Please give the count of lines holding the string "from" and nothing besides.

# RECORDS SHOWN:

• • • •

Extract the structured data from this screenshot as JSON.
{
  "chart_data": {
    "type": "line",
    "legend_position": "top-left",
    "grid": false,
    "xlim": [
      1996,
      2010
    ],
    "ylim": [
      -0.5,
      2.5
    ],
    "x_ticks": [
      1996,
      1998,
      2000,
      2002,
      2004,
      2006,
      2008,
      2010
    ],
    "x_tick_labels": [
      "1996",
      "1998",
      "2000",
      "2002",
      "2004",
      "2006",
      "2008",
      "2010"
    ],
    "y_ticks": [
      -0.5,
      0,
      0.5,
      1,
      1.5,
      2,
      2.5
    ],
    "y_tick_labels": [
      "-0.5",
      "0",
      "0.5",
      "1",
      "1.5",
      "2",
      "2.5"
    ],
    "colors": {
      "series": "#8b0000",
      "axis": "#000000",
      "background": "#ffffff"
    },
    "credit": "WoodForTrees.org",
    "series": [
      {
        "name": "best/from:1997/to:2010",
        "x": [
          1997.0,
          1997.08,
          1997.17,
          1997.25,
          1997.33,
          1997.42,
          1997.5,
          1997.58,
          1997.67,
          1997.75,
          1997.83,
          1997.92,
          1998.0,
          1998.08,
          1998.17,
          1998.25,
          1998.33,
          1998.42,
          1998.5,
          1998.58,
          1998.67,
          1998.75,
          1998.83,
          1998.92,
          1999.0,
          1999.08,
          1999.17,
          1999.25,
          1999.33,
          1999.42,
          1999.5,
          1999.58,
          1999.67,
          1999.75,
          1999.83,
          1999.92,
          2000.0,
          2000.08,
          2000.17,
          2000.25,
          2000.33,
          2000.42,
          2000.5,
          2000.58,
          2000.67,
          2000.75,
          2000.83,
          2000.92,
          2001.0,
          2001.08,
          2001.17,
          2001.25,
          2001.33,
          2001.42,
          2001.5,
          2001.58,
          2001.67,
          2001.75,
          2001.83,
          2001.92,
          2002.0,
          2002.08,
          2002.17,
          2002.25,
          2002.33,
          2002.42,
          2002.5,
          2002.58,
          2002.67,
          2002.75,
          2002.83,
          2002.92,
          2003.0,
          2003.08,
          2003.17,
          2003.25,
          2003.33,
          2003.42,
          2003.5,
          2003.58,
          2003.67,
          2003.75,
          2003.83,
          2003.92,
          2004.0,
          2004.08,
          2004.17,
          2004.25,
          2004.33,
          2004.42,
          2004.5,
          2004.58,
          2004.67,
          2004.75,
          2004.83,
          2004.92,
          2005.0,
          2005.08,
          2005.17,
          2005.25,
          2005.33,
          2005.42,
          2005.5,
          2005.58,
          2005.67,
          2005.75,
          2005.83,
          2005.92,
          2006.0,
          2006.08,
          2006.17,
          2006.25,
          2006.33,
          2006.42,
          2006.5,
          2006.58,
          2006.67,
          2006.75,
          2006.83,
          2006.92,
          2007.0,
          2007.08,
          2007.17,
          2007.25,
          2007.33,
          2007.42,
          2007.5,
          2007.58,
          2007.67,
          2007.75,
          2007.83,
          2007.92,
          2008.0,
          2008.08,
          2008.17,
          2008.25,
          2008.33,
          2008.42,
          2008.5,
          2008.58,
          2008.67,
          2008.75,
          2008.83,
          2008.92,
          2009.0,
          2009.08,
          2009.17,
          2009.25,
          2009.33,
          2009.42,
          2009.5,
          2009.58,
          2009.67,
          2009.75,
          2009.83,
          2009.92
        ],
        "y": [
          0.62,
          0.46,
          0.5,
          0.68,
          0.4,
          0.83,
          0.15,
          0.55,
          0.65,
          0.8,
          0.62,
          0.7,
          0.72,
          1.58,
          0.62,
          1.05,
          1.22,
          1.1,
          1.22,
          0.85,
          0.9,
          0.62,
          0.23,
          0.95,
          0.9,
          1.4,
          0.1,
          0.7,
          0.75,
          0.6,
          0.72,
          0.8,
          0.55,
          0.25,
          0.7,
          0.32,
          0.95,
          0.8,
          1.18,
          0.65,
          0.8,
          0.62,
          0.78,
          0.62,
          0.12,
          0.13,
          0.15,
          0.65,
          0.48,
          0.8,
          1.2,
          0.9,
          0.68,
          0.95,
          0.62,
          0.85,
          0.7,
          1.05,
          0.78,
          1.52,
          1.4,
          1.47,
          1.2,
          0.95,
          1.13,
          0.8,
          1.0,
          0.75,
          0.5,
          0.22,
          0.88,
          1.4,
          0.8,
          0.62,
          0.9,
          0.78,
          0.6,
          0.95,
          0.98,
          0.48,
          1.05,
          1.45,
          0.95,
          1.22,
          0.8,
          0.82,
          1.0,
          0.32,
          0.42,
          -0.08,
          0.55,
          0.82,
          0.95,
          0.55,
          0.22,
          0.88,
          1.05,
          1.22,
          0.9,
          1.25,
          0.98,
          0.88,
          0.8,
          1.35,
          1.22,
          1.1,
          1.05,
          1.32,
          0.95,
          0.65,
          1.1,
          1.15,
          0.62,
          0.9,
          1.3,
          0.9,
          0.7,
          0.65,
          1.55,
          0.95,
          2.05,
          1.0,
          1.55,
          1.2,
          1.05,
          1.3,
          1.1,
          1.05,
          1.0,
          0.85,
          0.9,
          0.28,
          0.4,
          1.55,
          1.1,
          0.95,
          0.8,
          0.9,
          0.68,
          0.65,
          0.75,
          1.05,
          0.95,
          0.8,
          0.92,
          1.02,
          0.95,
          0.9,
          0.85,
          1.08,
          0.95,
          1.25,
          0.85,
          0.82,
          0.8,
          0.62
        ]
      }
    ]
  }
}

• • • •

# THE OUTPUT:
2